Rows:
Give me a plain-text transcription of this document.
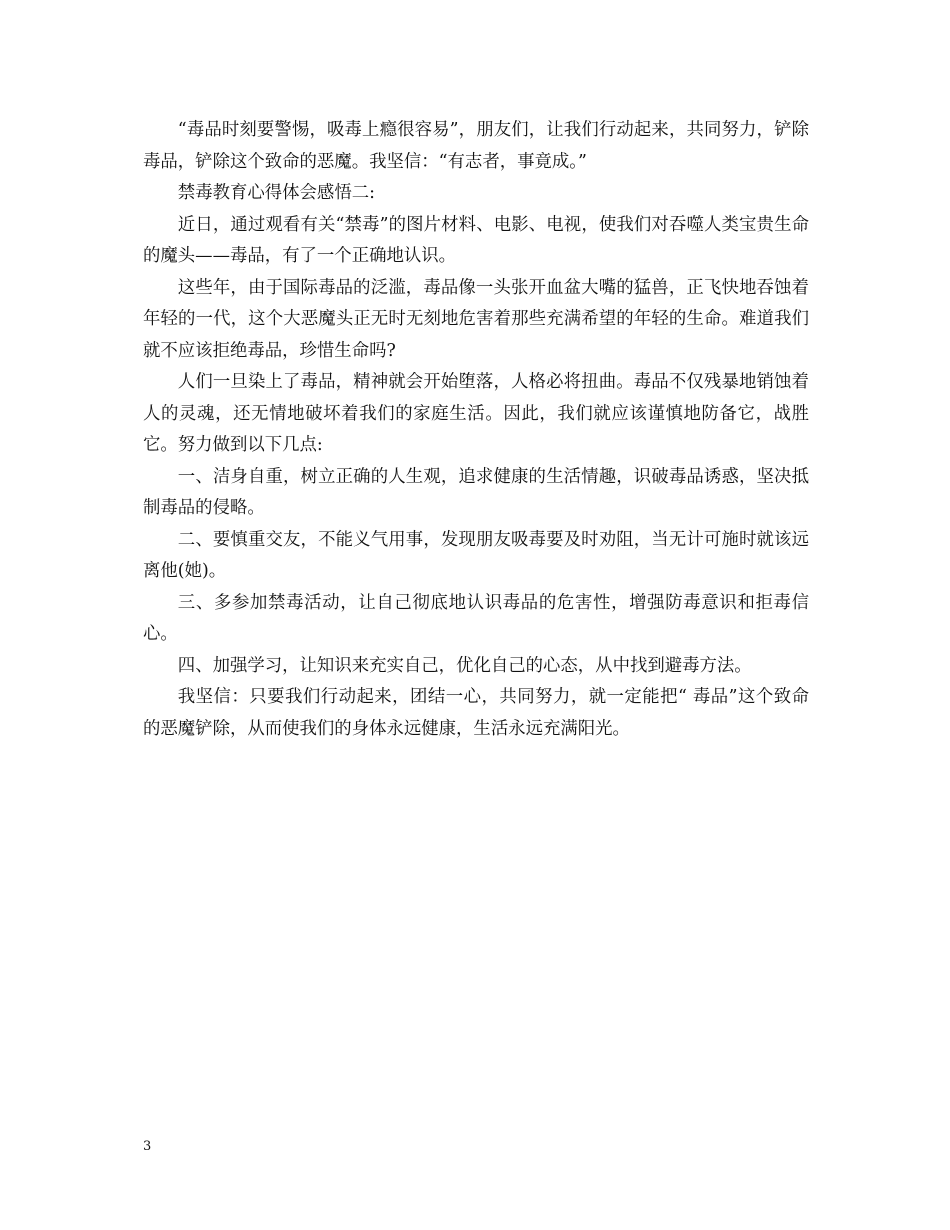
“毒品时刻要警惕，吸毒上瘾很容易”，朋友们，让我们行动起来，共同努力，铲除毒品，铲除这个致命的恶魔。我坚信：“有志者，事竟成。”

禁毒教育心得体会感悟二:

近日，通过观看有关“禁毒”的图片材料、电影、电视，使我们对吞噬人类宝贵生命的魔头——毒品，有了一个正确地认识。

这些年，由于国际毒品的泛滥，毒品像一头张开血盆大嘴的猛兽，正飞快地吞蚀着年轻的一代，这个大恶魔头正无时无刻地危害着那些充满希望的年轻的生命。难道我们就不应该拒绝毒品，珍惜生命吗?

人们一旦染上了毒品，精神就会开始堕落，人格必将扭曲。毒品不仅残暴地销蚀着人的灵魂，还无情地破坏着我们的家庭生活。因此，我们就应该谨慎地防备它，战胜它。努力做到以下几点:

一、洁身自重，树立正确的人生观，追求健康的生活情趣，识破毒品诱惑，坚决抵制毒品的侵略。

二、要慎重交友，不能义气用事，发现朋友吸毒要及时劝阻，当无计可施时就该远离他(她)。

三、多参加禁毒活动，让自己彻底地认识毒品的危害性，增强防毒意识和拒毒信心。

四、加强学习，让知识来充实自己，优化自己的心态，从中找到避毒方法。

我坚信：只要我们行动起来，团结一心，共同努力，就一定能把“ 毒品”这个致命的恶魔铲除，从而使我们的身体永远健康，生活永远充满阳光。

3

The exercise:
Identify each line holding the string "共同努力", and copy it out.

The result:
“毒品时刻要警惕，吸毒上瘾很容易”，朋友们，让我们行动起来，共同努力，铲除毒品，铲除这个致命的恶魔。我坚信：“有志者，事竟成。”
我坚信：只要我们行动起来，团结一心，共同努力，就一定能把“ 毒品”这个致命的恶魔铲除，从而使我们的身体永远健康，生活永远充满阳光。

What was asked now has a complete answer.